→ TASK DETAILS: Copy each line of the entries that contains the word "Innocenz".

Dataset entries

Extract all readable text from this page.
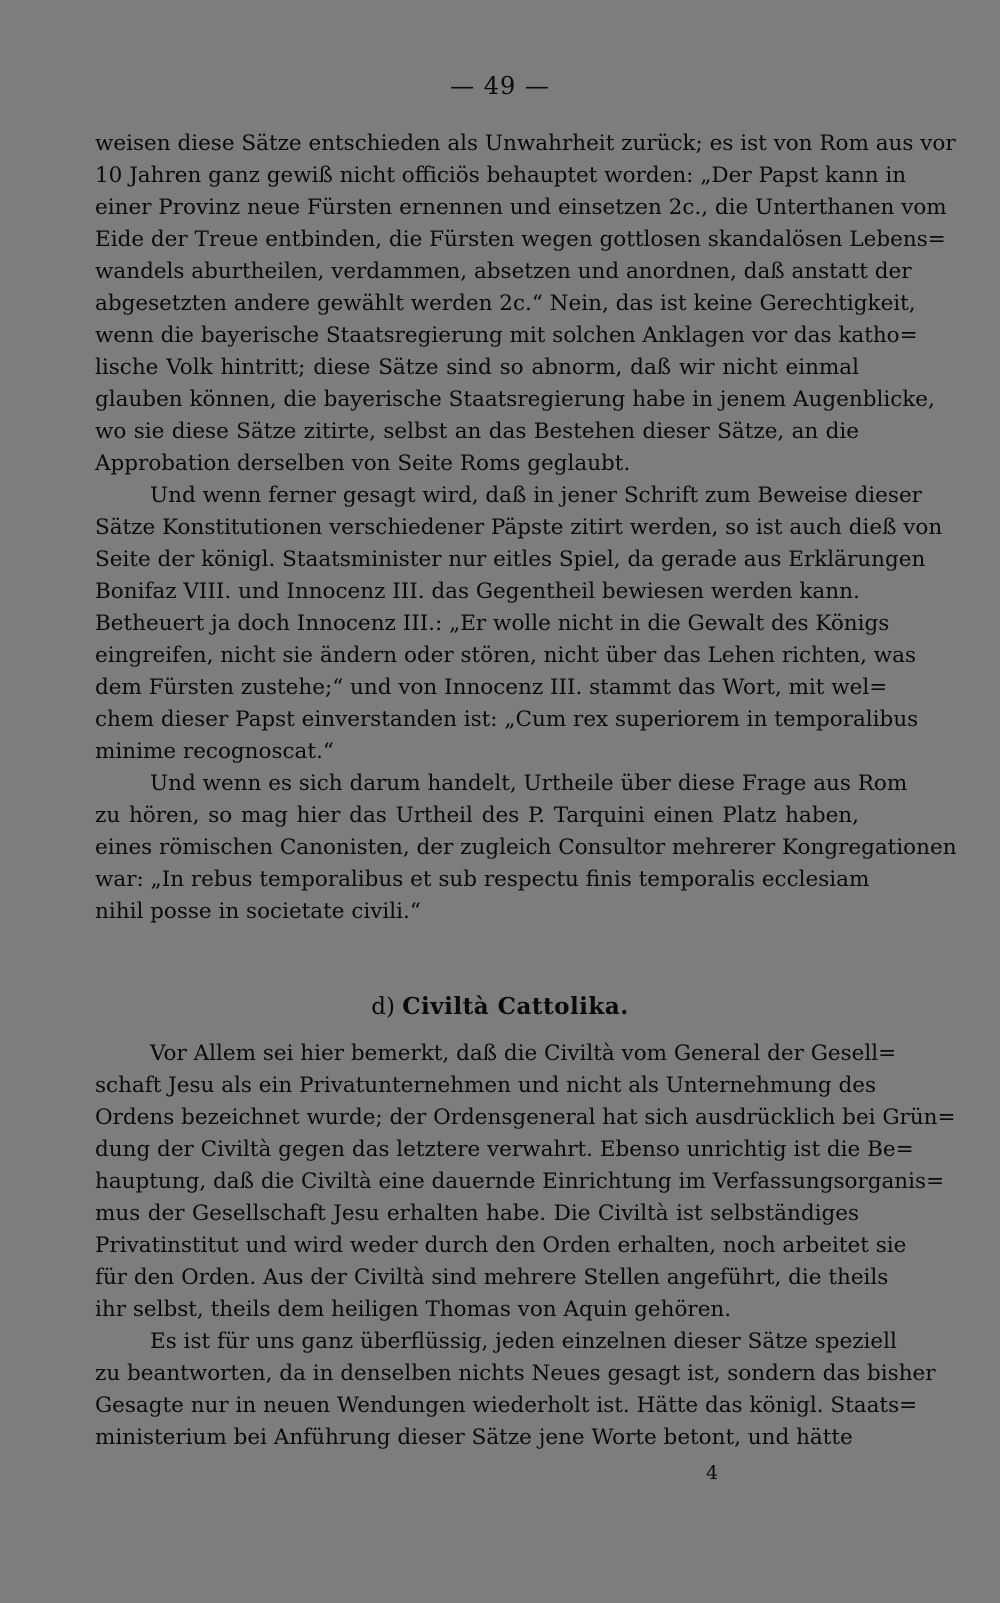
— 49 —
weisen diese Sätze entschieden als Unwahrheit zurück; es ist von Rom aus vor
10 Jahren ganz gewiß nicht officiös behauptet worden: „Der Papst kann in
einer Provinz neue Fürsten ernennen und einsetzen 2c., die Unterthanen vom
Eide der Treue entbinden, die Fürsten wegen gottlosen skandalösen Lebens=
wandels aburtheilen, verdammen, absetzen und anordnen, daß anstatt der
abgesetzten andere gewählt werden 2c.“ Nein, das ist keine Gerechtigkeit,
wenn die bayerische Staatsregierung mit solchen Anklagen vor das katho=
lische Volk hintritt; diese Sätze sind so abnorm, daß wir nicht einmal
glauben können, die bayerische Staatsregierung habe in jenem Augenblicke,
wo sie diese Sätze zitirte, selbst an das Bestehen dieser Sätze, an die
Approbation derselben von Seite Roms geglaubt.
Und wenn ferner gesagt wird, daß in jener Schrift zum Beweise dieser
Sätze Konstitutionen verschiedener Päpste zitirt werden, so ist auch dieß von
Seite der königl. Staatsminister nur eitles Spiel, da gerade aus Erklärungen
Bonifaz VIII. und Innocenz III. das Gegentheil bewiesen werden kann.
Betheuert ja doch Innocenz III.: „Er wolle nicht in die Gewalt des Königs
eingreifen, nicht sie ändern oder stören, nicht über das Lehen richten, was
dem Fürsten zustehe;“ und von Innocenz III. stammt das Wort, mit wel=
chem dieser Papst einverstanden ist: „Cum rex superiorem in temporalibus
minime recognoscat.“
Und wenn es sich darum handelt, Urtheile über diese Frage aus Rom
zu hören, so mag hier das Urtheil des P. Tarquini einen Platz haben,
eines römischen Canonisten, der zugleich Consultor mehrerer Kongregationen
war: „In rebus temporalibus et sub respectu finis temporalis ecclesiam
nihil posse in societate civili.“
d) Civiltà Cattolika.
Vor Allem sei hier bemerkt, daß die Civiltà vom General der Gesell=
schaft Jesu als ein Privatunternehmen und nicht als Unternehmung des
Ordens bezeichnet wurde; der Ordensgeneral hat sich ausdrücklich bei Grün=
dung der Civiltà gegen das letztere verwahrt. Ebenso unrichtig ist die Be=
hauptung, daß die Civiltà eine dauernde Einrichtung im Verfassungsorganis=
mus der Gesellschaft Jesu erhalten habe. Die Civiltà ist selbständiges
Privatinstitut und wird weder durch den Orden erhalten, noch arbeitet sie
für den Orden. Aus der Civiltà sind mehrere Stellen angeführt, die theils
ihr selbst, theils dem heiligen Thomas von Aquin gehören.
Es ist für uns ganz überflüssig, jeden einzelnen dieser Sätze speziell
zu beantworten, da in denselben nichts Neues gesagt ist, sondern das bisher
Gesagte nur in neuen Wendungen wiederholt ist. Hätte das königl. Staats=
ministerium bei Anführung dieser Sätze jene Worte betont, und hätte
4
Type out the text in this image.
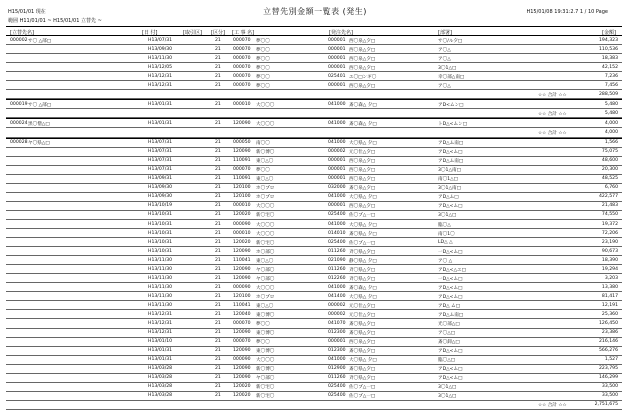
H15/01/01 現在	立替先別金額一覧表 (発生)	H15/01/08 19:31:2.7 1 / 10 Page
範囲 H11/01/01 ~ H15/01/01 立替先 ~
[立替先名]	[日 付]	[取引区] [区分] [工 事 名]	[発注先名]	[部署]	[金額]
000002 サ〇 △部□	H13/07/31	21	000070 夢〇〇	000001 西〇泉△夕□	サ〇/ル夕□	194,323
H13/09/30	21	000070 夢〇〇	000001 西〇泉△夕□	ア〇△	110,536
H13/11/30	21	000070 夢〇〇	000001 西〇泉△夕□	ア〇△	18,383
H13/12/05	21	000070 夢〇〇	000001 西〇泉△夕□	3〇1△□	42,152
H13/12/31	21	000070 夢〇〇	025401 エ〇□ンギ〇	幸〇部△南□	7,236
H13/12/31	21	000070 夢〇〇	000001 西〇泉△夕□	ア〇△	7,456
☆☆ 合計 ☆☆	288,509
000019 サ〇 △部□	H13/01/31	21	000010 大〇〇〇	041000 斎〇森△ 夕□	アD<ムン□	5,480
☆☆ 合計 ☆☆	5,480
000024 黒〇僧△□	H13/01/31	21	120090 大〇〇〇	041000 斎〇森△ 夕□	トD△<ムン□	4,000
☆☆ 合計 ☆☆	4,000
000028 ヤ〇県△□	H13/07/31	21	000050 南〇〇	041000 大〇県△ 夕□	アD△ム南□	1,566
H13/07/31	21	120090 新〇博〇	000002 元〇仕△夕□	アD△<ム□	75,075
H13/07/31	21	110091 東〇△〇	000001 西〇泉△夕□	アD△ム南□	48,600
H13/07/31	21	000070 夢〇〇	000001 西〇泉△夕□	3〇1△南□	20,300
H13/09/31	21	110091 東〇△〇	000001 西〇泉△夕□	南〇1△□	48,525
H13/09/30	21	120100 ホ〇プロ	032000 斎〇泉△夕□	3〇1△南□	6,760
H13/09/30	21	120100 ホ〇プロ	041000 大〇県△ 夕□	アD△ム□	422,577
H13/10/19	21	000010 大〇〇〇	000001 西〇泉△夕□	アD△<ム□	21,483
H13/10/31	21	120020 新〇宅〇	025400 佐〇プ△一□	3〇1△□	74,550
H13/10/31	21	000090 大〇〇〇	041000 大〇県△ 夕□	臨〇△	19,372
H13/10/31	21	000010 大〇〇〇	014010 斎〇県△ 夕□	南〇1〇	72,206
H13/10/31	21	120020 新〇宅〇	025400 佐〇プ△一□	LD△ △	23,190
H13/10/31	21	120090 ホ〇部〇	011260 斉〇県△夕□	一D△<ム□	90,673
H13/11/30	21	110041 東〇△〇	021090 静〇県△ 夕□	ア〇 △	18,390
H13/11/30	21	120090 ヤ〇部〇	011260 斉〇県△夕□	アD△<△ユ□	19,294
H13/11/30	21	120090 ヤ〇部〇	012260 斉〇県△夕□	一D△<ム□	3,203
H13/11/30	21	000090 大〇〇〇	041000 斎〇森△ 夕□	アD△<ム□	13,380
H13/11/30	21	120100 ホ〇プロ	041400 大〇県△ 夕□	アD△<ム□	81,417
H13/11/30	21	110041 東〇△〇	000002 元〇仕△夕□	アD△ ム□	12,191
H13/12/31	21	120040 東〇博〇	000002 元〇仕△夕□	アD△ム南□	25,360
H13/12/31	21	000070 夢〇〇	041070 斎〇県△夕□	光〇部△□	126,450
H13/12/31	21	120090 東〇博〇	012300 斎〇県△夕□	ア〇△□	23,386
H13/01/10	21	000070 夢〇〇	000001 西〇泉△夕□	斎〇卸△□	216,146
H13/01/31	21	120090 東〇博〇	012300 斎〇県△夕□	アD△<ム□	566,276
H13/01/31	21	000090 大〇〇〇	041000 大〇県△ 夕□	臨〇△□	1,527
H13/03/28	21	120090 新〇博〇	012900 斎〇県△夕□	アD△<ム□	223,795
H13/03/28	21	120090 ヤ〇部〇	011260 斉〇県△夕□	アD△<ム□	146,299
H13/03/28	21	120020 新〇宅〇	025400 佐〇プ△一□	3〇1△□	33,500
H13/03/28	21	120020 新〇宅〇	025400 佐〇プ△一□	3〇1△□	33,500
☆☆ 合計 ☆☆	2,751,675
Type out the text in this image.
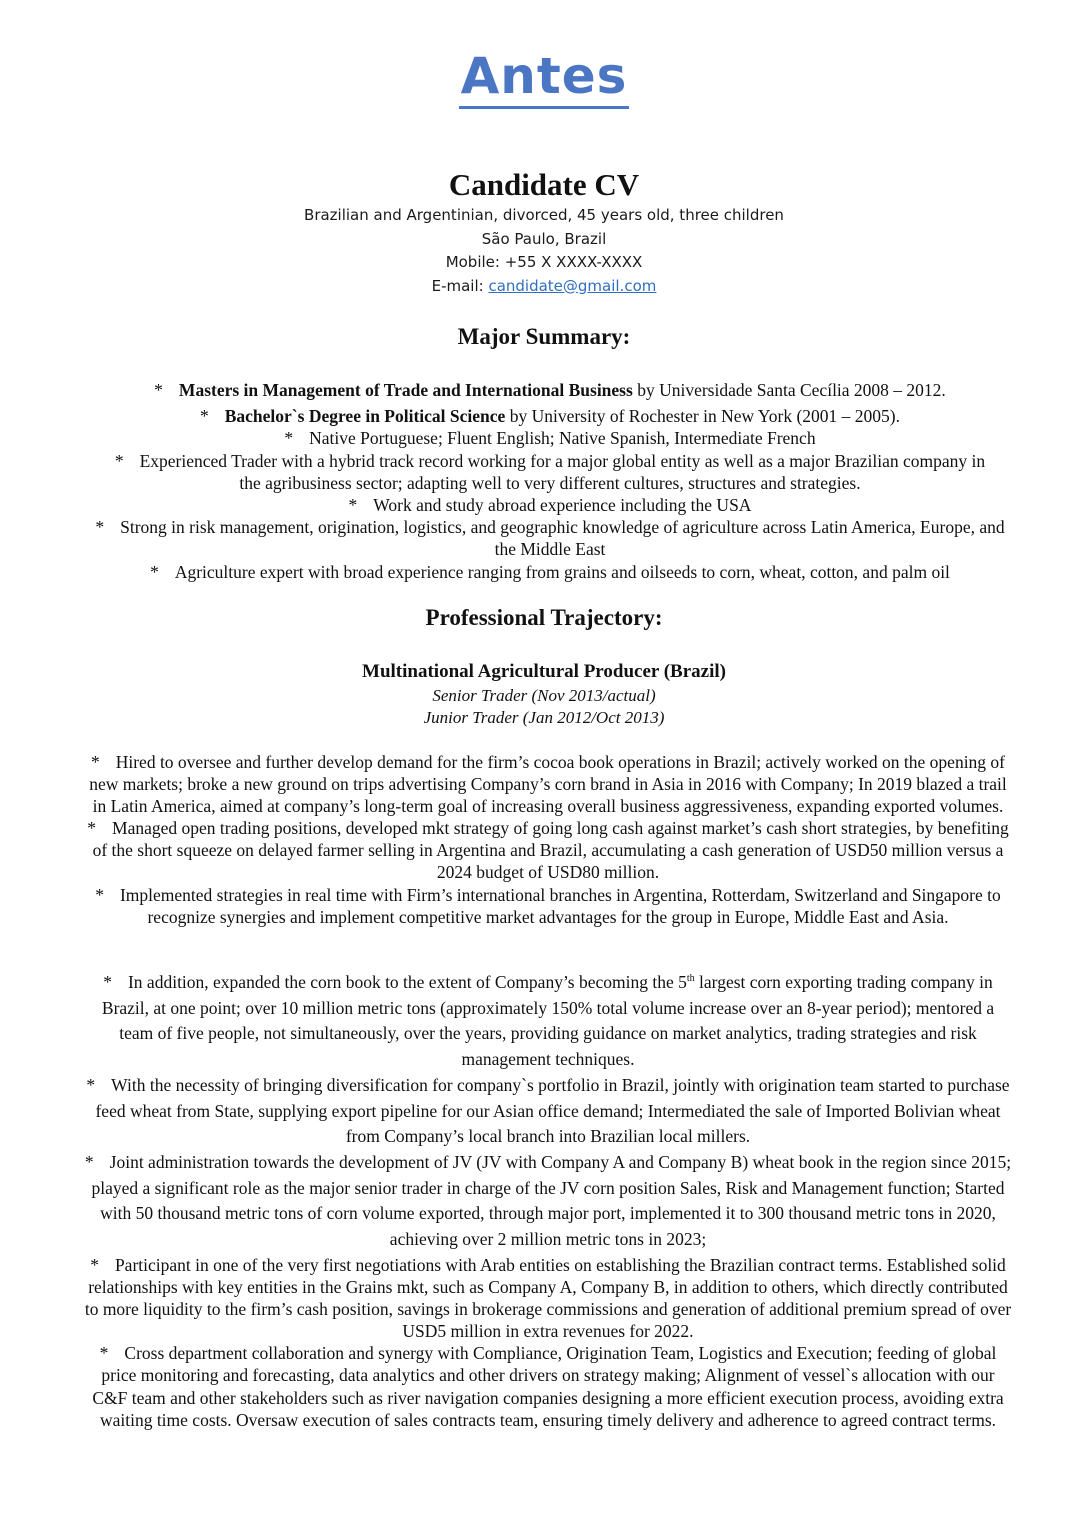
Antes
Candidate CV
Brazilian and Argentinian, divorced, 45 years old, three children
São Paulo, Brazil
Mobile: +55 X XXXX-XXXX
E-mail: candidate@gmail.com
Major Summary:

* Masters in Management of Trade and International Business by Universidade Santa Cecília 2008 – 2012.

* Bachelor`s Degree in Political Science by University of Rochester in New York (2001 – 2005).

* Native Portuguese; Fluent English; Native Spanish, Intermediate French

* Experienced Trader with a hybrid track record working for a major global entity as well as a major Brazilian company in the agribusiness sector; adapting well to very different cultures, structures and strategies.

* Work and study abroad experience including the USA

* Strong in risk management, origination, logistics, and geographic knowledge of agriculture across Latin America, Europe, and the Middle East

* Agriculture expert with broad experience ranging from grains and oilseeds to corn, wheat, cotton, and palm oil

Professional Trajectory:
Multinational Agricultural Producer (Brazil)
Senior Trader (Nov 2013/actual)
Junior Trader (Jan 2012/Oct 2013)

* Hired to oversee and further develop demand for the firm’s cocoa book operations in Brazil; actively worked on the opening of new markets; broke a new ground on trips advertising Company’s corn brand in Asia in 2016 with Company; In 2019 blazed a trail in Latin America, aimed at company’s long-term goal of increasing overall business aggressiveness, expanding exported volumes.

* Managed open trading positions, developed mkt strategy of going long cash against market’s cash short strategies, by benefiting of the short squeeze on delayed farmer selling in Argentina and Brazil, accumulating a cash generation of USD50 million versus a 2024 budget of USD80 million.

* Implemented strategies in real time with Firm’s international branches in Argentina, Rotterdam, Switzerland and Singapore to recognize synergies and implement competitive market advantages for the group in Europe, Middle East and Asia.

* In addition, expanded the corn book to the extent of Company’s becoming the 5th largest corn exporting trading company in Brazil, at one point; over 10 million metric tons (approximately 150% total volume increase over an 8-year period); mentored a team of five people, not simultaneously, over the years, providing guidance on market analytics, trading strategies and risk management techniques.

* With the necessity of bringing diversification for company`s portfolio in Brazil, jointly with origination team started to purchase feed wheat from State, supplying export pipeline for our Asian office demand; Intermediated the sale of Imported Bolivian wheat from Company’s local branch into Brazilian local millers.

* Joint administration towards the development of JV (JV with Company A and Company B) wheat book in the region since 2015; played a significant role as the major senior trader in charge of the JV corn position Sales, Risk and Management function; Started with 50 thousand metric tons of corn volume exported, through major port, implemented it to 300 thousand metric tons in 2020, achieving over 2 million metric tons in 2023;

* Participant in one of the very first negotiations with Arab entities on establishing the Brazilian contract terms. Established solid relationships with key entities in the Grains mkt, such as Company A, Company B, in addition to others, which directly contributed to more liquidity to the firm’s cash position, savings in brokerage commissions and generation of additional premium spread of over USD5 million in extra revenues for 2022.

* Cross department collaboration and synergy with Compliance, Origination Team, Logistics and Execution; feeding of global price monitoring and forecasting, data analytics and other drivers on strategy making; Alignment of vessel`s allocation with our C&F team and other stakeholders such as river navigation companies designing a more efficient execution process, avoiding extra waiting time costs. Oversaw execution of sales contracts team, ensuring timely delivery and adherence to agreed contract terms.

→ THE RESPONSE:
Bonifaz VIII. und Innocenz III. das Gegentheil bewiesen werden kann.
Betheuert ja doch Innocenz III.: „Er wolle nicht in die Gewalt des Königs
dem Fürsten zustehe;“ und von Innocenz III. stammt das Wort, mit wel=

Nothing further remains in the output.